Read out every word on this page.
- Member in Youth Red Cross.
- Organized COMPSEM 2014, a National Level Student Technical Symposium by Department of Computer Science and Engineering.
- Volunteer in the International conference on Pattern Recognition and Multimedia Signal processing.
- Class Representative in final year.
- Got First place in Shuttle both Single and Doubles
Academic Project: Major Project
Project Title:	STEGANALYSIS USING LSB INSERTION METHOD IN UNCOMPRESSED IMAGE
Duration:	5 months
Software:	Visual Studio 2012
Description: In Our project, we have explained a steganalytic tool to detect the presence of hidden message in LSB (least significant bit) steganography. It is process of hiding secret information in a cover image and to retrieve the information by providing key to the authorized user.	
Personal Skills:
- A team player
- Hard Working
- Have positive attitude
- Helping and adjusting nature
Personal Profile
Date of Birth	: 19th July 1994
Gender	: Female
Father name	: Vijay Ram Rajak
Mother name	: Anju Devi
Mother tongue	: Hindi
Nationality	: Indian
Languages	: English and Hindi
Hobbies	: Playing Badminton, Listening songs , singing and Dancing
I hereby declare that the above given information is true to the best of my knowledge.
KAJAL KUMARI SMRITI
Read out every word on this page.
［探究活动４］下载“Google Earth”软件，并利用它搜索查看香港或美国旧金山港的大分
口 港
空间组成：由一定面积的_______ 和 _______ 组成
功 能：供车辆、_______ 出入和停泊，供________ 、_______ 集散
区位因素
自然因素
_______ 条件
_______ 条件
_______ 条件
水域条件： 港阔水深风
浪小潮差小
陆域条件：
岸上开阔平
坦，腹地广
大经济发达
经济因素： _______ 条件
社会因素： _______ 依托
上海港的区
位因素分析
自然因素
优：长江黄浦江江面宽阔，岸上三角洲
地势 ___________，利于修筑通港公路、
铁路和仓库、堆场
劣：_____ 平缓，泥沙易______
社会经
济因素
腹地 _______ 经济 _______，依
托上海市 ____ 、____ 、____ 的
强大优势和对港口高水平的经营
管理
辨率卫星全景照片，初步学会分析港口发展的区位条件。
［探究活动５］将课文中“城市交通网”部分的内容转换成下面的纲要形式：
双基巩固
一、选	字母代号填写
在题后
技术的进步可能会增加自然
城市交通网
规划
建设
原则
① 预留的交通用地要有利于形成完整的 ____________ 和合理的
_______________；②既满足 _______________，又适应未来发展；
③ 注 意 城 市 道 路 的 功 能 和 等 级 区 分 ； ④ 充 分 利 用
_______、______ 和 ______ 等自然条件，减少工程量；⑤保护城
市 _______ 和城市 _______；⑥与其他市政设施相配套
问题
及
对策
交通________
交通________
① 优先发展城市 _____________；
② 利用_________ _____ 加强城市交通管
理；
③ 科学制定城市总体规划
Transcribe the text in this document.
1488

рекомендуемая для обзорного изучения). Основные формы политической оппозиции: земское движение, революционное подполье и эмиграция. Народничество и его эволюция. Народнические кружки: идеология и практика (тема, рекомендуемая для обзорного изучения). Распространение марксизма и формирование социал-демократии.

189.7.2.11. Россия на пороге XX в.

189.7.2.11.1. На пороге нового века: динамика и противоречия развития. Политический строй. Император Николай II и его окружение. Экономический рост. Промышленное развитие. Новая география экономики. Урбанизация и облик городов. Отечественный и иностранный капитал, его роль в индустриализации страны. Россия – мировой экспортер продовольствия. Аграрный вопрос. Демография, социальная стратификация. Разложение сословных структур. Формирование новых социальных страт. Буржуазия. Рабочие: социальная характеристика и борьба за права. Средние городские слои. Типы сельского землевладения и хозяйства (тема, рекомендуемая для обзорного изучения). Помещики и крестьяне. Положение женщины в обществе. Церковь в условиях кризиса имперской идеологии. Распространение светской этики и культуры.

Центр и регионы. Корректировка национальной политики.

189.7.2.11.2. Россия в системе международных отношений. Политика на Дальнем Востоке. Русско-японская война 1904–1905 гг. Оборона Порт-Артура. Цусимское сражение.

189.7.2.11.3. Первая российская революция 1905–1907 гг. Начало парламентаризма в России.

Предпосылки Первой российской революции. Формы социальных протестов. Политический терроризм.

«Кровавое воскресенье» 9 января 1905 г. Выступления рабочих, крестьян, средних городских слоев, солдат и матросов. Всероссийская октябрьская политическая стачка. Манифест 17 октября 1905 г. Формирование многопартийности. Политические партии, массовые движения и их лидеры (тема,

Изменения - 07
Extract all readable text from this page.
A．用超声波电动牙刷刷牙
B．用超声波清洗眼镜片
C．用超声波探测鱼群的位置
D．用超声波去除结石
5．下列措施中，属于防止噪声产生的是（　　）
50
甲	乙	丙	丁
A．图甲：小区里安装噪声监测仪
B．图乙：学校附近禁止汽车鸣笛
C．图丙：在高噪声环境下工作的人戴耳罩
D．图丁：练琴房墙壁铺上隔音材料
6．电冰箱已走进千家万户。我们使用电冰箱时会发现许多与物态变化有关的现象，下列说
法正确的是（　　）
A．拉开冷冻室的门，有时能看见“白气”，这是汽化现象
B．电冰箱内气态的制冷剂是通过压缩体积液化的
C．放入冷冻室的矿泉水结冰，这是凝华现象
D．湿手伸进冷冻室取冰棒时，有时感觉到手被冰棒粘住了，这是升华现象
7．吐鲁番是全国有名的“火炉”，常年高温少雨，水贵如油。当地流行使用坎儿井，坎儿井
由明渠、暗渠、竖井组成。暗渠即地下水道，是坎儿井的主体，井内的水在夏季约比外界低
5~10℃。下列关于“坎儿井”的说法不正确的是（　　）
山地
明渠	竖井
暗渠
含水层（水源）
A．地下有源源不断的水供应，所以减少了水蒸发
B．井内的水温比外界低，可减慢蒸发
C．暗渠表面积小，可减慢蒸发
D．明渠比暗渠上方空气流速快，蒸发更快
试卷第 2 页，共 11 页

- [GIVEN EXERCISE]:
Transcribe the material above in its entirety. Match it exactly.

- [SOLUTION TO THE EXERCISE]:
Read out every word on this page.
- Member in Youth Red Cross.
- Organized COMPSEM 2014, a National Level Student Technical Symposium by Department of Computer Science and Engineering.
- Volunteer in the International conference on Pattern Recognition and Multimedia Signal processing.
- Class Representative in final year.
- Got First place in Shuttle both Single and Doubles
Academic Project: Major Project
Project Title:	STEGANALYSIS USING LSB INSERTION METHOD IN UNCOMPRESSED IMAGE
Duration:	5 months
Software:	Visual Studio 2012
Description: In Our project, we have explained a steganalytic tool to detect the presence of hidden message in LSB (least significant bit) steganography. It is process of hiding secret information in a cover image and to retrieve the information by providing key to the authorized user.	
Personal Skills:
- A team player
- Hard Working
- Have positive attitude
- Helping and adjusting nature
Personal Profile
Date of Birth	: 19th July 1994
Gender	: Female
Father name	: Vijay Ram Rajak
Mother name	: Anju Devi
Mother tongue	: Hindi
Nationality	: Indian
Languages	: English and Hindi
Hobbies	: Playing Badminton, Listening songs , singing and Dancing
I hereby declare that the above given information is true to the best of my knowledge.
KAJAL KUMARI SMRITI
Read out every word on this page.
［探究活动４］下载“Google Earth”软件，并利用它搜索查看香港或美国旧金山港的大分
口 港
空间组成：由一定面积的_______ 和 _______ 组成
功 能：供车辆、_______ 出入和停泊，供________ 、_______ 集散
区位因素
自然因素
_______ 条件
_______ 条件
_______ 条件
水域条件： 港阔水深风
浪小潮差小
陆域条件：
岸上开阔平
坦，腹地广
大经济发达
经济因素： _______ 条件
社会因素： _______ 依托
上海港的区
位因素分析
自然因素
优：长江黄浦江江面宽阔，岸上三角洲
地势 ___________，利于修筑通港公路、
铁路和仓库、堆场
劣：_____ 平缓，泥沙易______
社会经
济因素
腹地 _______ 经济 _______，依
托上海市 ____ 、____ 、____ 的
强大优势和对港口高水平的经营
管理
辨率卫星全景照片，初步学会分析港口发展的区位条件。
［探究活动５］将课文中“城市交通网”部分的内容转换成下面的纲要形式：
双基巩固
一、选	字母代号填写
在题后
技术的进步可能会增加自然
城市交通网
规划
建设
原则
① 预留的交通用地要有利于形成完整的 ____________ 和合理的
_______________；②既满足 _______________，又适应未来发展；
③ 注 意 城 市 道 路 的 功 能 和 等 级 区 分 ； ④ 充 分 利 用
_______、______ 和 ______ 等自然条件，减少工程量；⑤保护城
市 _______ 和城市 _______；⑥与其他市政设施相配套
问题
及
对策
交通________
交通________
① 优先发展城市 _____________；
② 利用_________ _____ 加强城市交通管
理；
③ 科学制定城市总体规划
Transcribe the text in this document.
1488

рекомендуемая для обзорного изучения). Основные формы политической оппозиции: земское движение, революционное подполье и эмиграция. Народничество и его эволюция. Народнические кружки: идеология и практика (тема, рекомендуемая для обзорного изучения). Распространение марксизма и формирование социал-демократии.

189.7.2.11. Россия на пороге XX в.

189.7.2.11.1. На пороге нового века: динамика и противоречия развития. Политический строй. Император Николай II и его окружение. Экономический рост. Промышленное развитие. Новая география экономики. Урбанизация и облик городов. Отечественный и иностранный капитал, его роль в индустриализации страны. Россия – мировой экспортер продовольствия. Аграрный вопрос. Демография, социальная стратификация. Разложение сословных структур. Формирование новых социальных страт. Буржуазия. Рабочие: социальная характеристика и борьба за права. Средние городские слои. Типы сельского землевладения и хозяйства (тема, рекомендуемая для обзорного изучения). Помещики и крестьяне. Положение женщины в обществе. Церковь в условиях кризиса имперской идеологии. Распространение светской этики и культуры.

Центр и регионы. Корректировка национальной политики.

189.7.2.11.2. Россия в системе международных отношений. Политика на Дальнем Востоке. Русско-японская война 1904–1905 гг. Оборона Порт-Артура. Цусимское сражение.

189.7.2.11.3. Первая российская революция 1905–1907 гг. Начало парламентаризма в России.

Предпосылки Первой российской революции. Формы социальных протестов. Политический терроризм.

«Кровавое воскресенье» 9 января 1905 г. Выступления рабочих, крестьян, средних городских слоев, солдат и матросов. Всероссийская октябрьская политическая стачка. Манифест 17 октября 1905 г. Формирование многопартийности. Политические партии, массовые движения и их лидеры (тема,

Изменения - 07
Extract all readable text from this page.
A．用超声波电动牙刷刷牙
B．用超声波清洗眼镜片
C．用超声波探测鱼群的位置
D．用超声波去除结石
5．下列措施中，属于防止噪声产生的是（　　）
50
甲	乙	丙	丁
A．图甲：小区里安装噪声监测仪
B．图乙：学校附近禁止汽车鸣笛
C．图丙：在高噪声环境下工作的人戴耳罩
D．图丁：练琴房墙壁铺上隔音材料
6．电冰箱已走进千家万户。我们使用电冰箱时会发现许多与物态变化有关的现象，下列说
法正确的是（　　）
A．拉开冷冻室的门，有时能看见“白气”，这是汽化现象
B．电冰箱内气态的制冷剂是通过压缩体积液化的
C．放入冷冻室的矿泉水结冰，这是凝华现象
D．湿手伸进冷冻室取冰棒时，有时感觉到手被冰棒粘住了，这是升华现象
7．吐鲁番是全国有名的“火炉”，常年高温少雨，水贵如油。当地流行使用坎儿井，坎儿井
由明渠、暗渠、竖井组成。暗渠即地下水道，是坎儿井的主体，井内的水在夏季约比外界低
5~10℃。下列关于“坎儿井”的说法不正确的是（　　）
山地
明渠	竖井
暗渠
含水层（水源）
A．地下有源源不断的水供应，所以减少了水蒸发
B．井内的水温比外界低，可减慢蒸发
C．暗渠表面积小，可减慢蒸发
D．明渠比暗渠上方空气流速快，蒸发更快
试卷第 2 页，共 11 页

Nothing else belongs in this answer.